**Excerpts from a figure dataset**:
■ ■ ■ ■ ■ ■ ■

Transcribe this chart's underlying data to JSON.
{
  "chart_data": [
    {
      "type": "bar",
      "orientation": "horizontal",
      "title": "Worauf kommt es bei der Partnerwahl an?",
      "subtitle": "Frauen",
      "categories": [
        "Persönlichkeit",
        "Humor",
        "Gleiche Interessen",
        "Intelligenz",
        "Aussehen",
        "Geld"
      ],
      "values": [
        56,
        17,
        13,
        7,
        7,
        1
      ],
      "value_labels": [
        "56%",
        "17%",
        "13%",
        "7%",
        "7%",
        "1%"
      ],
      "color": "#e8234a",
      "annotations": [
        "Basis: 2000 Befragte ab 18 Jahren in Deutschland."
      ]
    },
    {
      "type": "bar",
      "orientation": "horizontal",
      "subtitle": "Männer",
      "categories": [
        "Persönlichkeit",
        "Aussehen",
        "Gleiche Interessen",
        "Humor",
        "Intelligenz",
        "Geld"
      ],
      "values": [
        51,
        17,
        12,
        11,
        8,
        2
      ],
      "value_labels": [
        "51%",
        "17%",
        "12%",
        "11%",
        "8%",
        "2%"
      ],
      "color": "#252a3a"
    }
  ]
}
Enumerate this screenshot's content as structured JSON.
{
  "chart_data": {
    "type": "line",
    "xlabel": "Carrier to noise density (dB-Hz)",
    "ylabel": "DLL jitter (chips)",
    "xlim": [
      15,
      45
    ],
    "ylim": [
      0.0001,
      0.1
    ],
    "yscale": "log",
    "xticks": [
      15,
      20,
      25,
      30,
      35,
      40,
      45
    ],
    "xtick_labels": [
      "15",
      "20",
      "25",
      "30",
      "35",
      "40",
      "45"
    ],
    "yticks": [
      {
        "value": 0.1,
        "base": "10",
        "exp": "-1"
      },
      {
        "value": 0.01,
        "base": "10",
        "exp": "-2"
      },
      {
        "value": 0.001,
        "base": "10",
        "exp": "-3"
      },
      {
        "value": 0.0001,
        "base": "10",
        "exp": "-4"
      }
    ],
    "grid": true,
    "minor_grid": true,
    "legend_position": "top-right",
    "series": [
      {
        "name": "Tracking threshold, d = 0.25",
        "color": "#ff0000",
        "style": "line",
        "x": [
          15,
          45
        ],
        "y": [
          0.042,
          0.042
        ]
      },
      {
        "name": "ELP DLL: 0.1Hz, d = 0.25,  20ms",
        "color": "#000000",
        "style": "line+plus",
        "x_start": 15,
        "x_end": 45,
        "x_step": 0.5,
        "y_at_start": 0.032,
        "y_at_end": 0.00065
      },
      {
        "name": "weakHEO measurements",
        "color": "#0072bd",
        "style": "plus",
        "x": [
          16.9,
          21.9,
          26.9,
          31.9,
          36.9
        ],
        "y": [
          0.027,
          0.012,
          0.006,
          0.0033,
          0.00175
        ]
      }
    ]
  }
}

■ ■ ■ ■ ■ ■ ■

**YOUR OBJECTIVE**:
Each line must be given again exactly as written above.

**REPLY TO THE TASK**:
Transcribe this chart's underlying data to JSON.
{
  "chart_data": [
    {
      "type": "bar",
      "orientation": "horizontal",
      "title": "Worauf kommt es bei der Partnerwahl an?",
      "subtitle": "Frauen",
      "categories": [
        "Persönlichkeit",
        "Humor",
        "Gleiche Interessen",
        "Intelligenz",
        "Aussehen",
        "Geld"
      ],
      "values": [
        56,
        17,
        13,
        7,
        7,
        1
      ],
      "value_labels": [
        "56%",
        "17%",
        "13%",
        "7%",
        "7%",
        "1%"
      ],
      "color": "#e8234a",
      "annotations": [
        "Basis: 2000 Befragte ab 18 Jahren in Deutschland."
      ]
    },
    {
      "type": "bar",
      "orientation": "horizontal",
      "subtitle": "Männer",
      "categories": [
        "Persönlichkeit",
        "Aussehen",
        "Gleiche Interessen",
        "Humor",
        "Intelligenz",
        "Geld"
      ],
      "values": [
        51,
        17,
        12,
        11,
        8,
        2
      ],
      "value_labels": [
        "51%",
        "17%",
        "12%",
        "11%",
        "8%",
        "2%"
      ],
      "color": "#252a3a"
    }
  ]
}
Enumerate this screenshot's content as structured JSON.
{
  "chart_data": {
    "type": "line",
    "xlabel": "Carrier to noise density (dB-Hz)",
    "ylabel": "DLL jitter (chips)",
    "xlim": [
      15,
      45
    ],
    "ylim": [
      0.0001,
      0.1
    ],
    "yscale": "log",
    "xticks": [
      15,
      20,
      25,
      30,
      35,
      40,
      45
    ],
    "xtick_labels": [
      "15",
      "20",
      "25",
      "30",
      "35",
      "40",
      "45"
    ],
    "yticks": [
      {
        "value": 0.1,
        "base": "10",
        "exp": "-1"
      },
      {
        "value": 0.01,
        "base": "10",
        "exp": "-2"
      },
      {
        "value": 0.001,
        "base": "10",
        "exp": "-3"
      },
      {
        "value": 0.0001,
        "base": "10",
        "exp": "-4"
      }
    ],
    "grid": true,
    "minor_grid": true,
    "legend_position": "top-right",
    "series": [
      {
        "name": "Tracking threshold, d = 0.25",
        "color": "#ff0000",
        "style": "line",
        "x": [
          15,
          45
        ],
        "y": [
          0.042,
          0.042
        ]
      },
      {
        "name": "ELP DLL: 0.1Hz, d = 0.25,  20ms",
        "color": "#000000",
        "style": "line+plus",
        "x_start": 15,
        "x_end": 45,
        "x_step": 0.5,
        "y_at_start": 0.032,
        "y_at_end": 0.00065
      },
      {
        "name": "weakHEO measurements",
        "color": "#0072bd",
        "style": "plus",
        "x": [
          16.9,
          21.9,
          26.9,
          31.9,
          36.9
        ],
        "y": [
          0.027,
          0.012,
          0.006,
          0.0033,
          0.00175
        ]
      }
    ]
  }
}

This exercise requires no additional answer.